━━━━━ RECORD SET

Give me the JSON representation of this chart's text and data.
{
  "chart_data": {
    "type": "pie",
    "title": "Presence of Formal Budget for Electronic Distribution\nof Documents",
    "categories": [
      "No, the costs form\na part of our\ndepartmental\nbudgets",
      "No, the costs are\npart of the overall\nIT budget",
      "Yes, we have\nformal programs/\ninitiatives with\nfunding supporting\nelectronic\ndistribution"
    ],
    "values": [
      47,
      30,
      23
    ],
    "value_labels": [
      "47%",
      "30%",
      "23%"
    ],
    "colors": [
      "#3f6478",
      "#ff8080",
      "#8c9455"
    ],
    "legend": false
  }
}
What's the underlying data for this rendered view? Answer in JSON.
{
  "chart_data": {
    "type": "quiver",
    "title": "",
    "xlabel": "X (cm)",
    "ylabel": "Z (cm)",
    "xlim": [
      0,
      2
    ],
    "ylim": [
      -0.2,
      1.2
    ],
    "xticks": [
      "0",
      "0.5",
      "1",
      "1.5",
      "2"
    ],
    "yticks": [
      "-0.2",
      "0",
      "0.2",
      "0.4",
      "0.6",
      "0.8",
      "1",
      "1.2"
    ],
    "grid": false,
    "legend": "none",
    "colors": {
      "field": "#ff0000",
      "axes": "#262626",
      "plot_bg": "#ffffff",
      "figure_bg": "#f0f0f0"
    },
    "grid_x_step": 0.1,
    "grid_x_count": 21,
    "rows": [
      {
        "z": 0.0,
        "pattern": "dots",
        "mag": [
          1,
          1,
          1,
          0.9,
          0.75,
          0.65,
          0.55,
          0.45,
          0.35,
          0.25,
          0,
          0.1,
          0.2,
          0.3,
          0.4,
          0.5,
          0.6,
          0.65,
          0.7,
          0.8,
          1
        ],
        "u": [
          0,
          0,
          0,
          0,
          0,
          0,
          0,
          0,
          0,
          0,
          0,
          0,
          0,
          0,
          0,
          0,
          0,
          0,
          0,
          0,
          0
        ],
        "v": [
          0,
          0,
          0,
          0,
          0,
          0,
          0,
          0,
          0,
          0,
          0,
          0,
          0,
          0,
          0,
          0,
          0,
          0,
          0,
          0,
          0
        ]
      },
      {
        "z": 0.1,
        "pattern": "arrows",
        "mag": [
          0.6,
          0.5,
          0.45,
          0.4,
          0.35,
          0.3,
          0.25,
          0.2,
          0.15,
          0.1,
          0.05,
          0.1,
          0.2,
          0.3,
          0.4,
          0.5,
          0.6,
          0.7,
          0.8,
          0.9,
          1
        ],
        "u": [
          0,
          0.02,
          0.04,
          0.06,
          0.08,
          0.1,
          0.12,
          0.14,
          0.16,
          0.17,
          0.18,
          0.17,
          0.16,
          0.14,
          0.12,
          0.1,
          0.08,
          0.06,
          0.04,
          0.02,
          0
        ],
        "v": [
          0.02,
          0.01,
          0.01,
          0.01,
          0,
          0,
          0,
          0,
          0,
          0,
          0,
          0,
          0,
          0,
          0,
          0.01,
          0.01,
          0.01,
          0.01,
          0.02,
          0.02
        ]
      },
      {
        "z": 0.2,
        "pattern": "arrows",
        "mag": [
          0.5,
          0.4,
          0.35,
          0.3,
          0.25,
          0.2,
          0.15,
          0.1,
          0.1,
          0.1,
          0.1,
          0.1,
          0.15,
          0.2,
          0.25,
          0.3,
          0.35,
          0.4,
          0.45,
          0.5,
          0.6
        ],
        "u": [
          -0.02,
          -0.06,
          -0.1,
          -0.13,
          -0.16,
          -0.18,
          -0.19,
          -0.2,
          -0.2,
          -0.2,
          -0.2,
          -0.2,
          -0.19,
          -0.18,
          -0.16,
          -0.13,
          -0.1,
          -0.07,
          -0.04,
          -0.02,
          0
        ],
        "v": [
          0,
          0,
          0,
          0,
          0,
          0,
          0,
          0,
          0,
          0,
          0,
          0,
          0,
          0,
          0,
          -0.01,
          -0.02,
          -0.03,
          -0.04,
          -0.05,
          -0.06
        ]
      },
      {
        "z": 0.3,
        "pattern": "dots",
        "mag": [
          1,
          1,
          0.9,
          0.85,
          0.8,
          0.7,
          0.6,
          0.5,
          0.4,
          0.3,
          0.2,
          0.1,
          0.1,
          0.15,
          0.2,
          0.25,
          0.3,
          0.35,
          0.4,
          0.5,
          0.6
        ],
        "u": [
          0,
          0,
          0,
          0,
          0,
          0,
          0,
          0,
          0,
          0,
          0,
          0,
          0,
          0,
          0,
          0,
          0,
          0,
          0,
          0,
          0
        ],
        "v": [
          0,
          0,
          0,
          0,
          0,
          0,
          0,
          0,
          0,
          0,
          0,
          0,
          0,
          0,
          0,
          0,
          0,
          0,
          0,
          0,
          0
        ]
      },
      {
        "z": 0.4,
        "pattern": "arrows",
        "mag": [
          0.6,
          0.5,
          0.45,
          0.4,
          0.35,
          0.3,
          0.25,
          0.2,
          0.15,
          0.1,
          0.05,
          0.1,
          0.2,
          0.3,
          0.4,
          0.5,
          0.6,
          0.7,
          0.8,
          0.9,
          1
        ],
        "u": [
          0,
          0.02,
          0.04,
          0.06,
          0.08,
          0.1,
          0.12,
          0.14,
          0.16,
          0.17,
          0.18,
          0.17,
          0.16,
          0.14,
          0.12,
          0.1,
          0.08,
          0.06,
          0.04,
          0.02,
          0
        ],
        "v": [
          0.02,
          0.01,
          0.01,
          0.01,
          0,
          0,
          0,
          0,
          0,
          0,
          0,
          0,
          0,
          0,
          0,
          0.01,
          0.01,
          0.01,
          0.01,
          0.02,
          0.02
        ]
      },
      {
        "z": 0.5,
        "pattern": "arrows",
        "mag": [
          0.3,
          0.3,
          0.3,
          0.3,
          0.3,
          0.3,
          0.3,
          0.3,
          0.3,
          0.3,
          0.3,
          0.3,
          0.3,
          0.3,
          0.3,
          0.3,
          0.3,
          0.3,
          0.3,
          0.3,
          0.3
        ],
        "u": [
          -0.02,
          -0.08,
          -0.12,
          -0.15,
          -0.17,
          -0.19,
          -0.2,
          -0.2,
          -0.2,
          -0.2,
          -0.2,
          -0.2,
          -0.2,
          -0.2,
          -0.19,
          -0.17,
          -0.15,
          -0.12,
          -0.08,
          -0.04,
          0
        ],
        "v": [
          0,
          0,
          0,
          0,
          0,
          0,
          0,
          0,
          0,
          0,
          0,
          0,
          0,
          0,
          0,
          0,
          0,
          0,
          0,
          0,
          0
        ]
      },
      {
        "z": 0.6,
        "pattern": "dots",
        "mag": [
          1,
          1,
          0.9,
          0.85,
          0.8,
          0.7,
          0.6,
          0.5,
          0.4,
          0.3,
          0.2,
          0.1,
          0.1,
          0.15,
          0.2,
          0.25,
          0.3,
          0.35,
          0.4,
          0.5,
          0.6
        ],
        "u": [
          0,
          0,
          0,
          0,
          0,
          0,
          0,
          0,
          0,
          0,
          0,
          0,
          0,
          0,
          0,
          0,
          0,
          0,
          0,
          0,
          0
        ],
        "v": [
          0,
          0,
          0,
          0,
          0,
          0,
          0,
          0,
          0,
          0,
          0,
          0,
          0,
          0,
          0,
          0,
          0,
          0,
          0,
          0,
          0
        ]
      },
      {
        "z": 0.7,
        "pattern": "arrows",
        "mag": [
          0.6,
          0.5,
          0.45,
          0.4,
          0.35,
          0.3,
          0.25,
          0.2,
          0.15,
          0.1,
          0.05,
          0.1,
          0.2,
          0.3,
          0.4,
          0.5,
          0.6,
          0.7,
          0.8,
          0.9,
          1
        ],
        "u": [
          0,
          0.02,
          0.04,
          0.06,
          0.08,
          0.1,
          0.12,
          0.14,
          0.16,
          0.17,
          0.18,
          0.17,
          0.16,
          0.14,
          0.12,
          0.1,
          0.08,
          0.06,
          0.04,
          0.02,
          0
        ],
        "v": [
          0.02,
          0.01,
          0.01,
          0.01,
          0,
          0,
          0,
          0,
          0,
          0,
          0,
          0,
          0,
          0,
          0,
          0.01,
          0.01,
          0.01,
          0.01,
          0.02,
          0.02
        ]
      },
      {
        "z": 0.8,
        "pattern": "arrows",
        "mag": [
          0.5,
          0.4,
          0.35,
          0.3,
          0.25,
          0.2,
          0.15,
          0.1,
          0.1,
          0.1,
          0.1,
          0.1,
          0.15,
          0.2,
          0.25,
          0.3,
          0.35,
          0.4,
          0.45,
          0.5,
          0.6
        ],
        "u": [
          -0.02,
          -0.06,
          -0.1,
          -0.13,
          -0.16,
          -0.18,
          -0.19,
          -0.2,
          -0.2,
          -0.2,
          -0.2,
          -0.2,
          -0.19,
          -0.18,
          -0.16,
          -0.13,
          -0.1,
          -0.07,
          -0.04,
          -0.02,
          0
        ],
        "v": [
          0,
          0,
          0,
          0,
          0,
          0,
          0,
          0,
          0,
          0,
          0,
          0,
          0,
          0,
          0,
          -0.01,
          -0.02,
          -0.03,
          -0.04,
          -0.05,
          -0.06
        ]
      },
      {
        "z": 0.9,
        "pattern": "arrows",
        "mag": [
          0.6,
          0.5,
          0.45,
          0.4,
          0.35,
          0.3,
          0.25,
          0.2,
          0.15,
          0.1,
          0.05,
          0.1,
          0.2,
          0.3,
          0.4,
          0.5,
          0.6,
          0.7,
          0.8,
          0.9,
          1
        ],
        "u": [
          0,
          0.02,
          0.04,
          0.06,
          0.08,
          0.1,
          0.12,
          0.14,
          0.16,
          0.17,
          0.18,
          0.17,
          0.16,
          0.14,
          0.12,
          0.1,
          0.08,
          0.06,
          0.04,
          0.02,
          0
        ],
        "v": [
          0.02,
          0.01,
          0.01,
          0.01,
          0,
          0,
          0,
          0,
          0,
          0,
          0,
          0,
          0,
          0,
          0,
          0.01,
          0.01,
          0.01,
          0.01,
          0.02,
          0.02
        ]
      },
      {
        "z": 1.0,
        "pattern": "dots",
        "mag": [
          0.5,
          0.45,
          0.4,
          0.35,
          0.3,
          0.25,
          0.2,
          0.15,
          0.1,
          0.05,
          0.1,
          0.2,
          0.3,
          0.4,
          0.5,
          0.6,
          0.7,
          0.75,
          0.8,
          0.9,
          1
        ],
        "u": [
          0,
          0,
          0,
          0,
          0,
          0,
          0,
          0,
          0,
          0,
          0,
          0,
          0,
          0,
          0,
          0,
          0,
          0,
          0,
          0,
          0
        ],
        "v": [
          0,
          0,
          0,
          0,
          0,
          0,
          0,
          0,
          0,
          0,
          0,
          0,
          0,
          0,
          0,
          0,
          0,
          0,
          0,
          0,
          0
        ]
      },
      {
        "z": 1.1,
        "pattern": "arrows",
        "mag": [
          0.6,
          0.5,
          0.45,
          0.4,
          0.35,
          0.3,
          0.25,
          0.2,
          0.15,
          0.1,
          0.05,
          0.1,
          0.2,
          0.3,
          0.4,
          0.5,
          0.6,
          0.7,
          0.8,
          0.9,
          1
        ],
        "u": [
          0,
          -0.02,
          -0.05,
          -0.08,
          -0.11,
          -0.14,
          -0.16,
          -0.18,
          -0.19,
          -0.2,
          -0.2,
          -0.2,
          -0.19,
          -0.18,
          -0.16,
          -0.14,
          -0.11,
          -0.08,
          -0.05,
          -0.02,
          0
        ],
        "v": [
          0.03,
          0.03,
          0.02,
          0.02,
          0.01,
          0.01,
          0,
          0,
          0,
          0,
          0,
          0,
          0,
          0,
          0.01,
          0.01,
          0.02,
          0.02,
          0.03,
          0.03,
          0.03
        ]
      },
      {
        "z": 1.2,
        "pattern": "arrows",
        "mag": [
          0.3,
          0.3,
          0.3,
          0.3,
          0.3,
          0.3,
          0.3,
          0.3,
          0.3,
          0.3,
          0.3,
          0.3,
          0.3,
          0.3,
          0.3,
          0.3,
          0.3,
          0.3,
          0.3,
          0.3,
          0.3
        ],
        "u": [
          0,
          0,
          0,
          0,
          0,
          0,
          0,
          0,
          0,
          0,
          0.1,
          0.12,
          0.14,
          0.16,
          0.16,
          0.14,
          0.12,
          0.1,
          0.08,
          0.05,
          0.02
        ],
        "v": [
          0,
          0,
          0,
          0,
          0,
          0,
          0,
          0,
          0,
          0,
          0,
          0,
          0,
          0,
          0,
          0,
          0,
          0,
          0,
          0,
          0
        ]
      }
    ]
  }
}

━━━━━━━━━━

### TASK TO CARRY OUT
Each line above that includes "this" should be shown.

### REPLY
Give me the JSON representation of this chart's text and data.
What's the underlying data for this rendered view? Answer in JSON.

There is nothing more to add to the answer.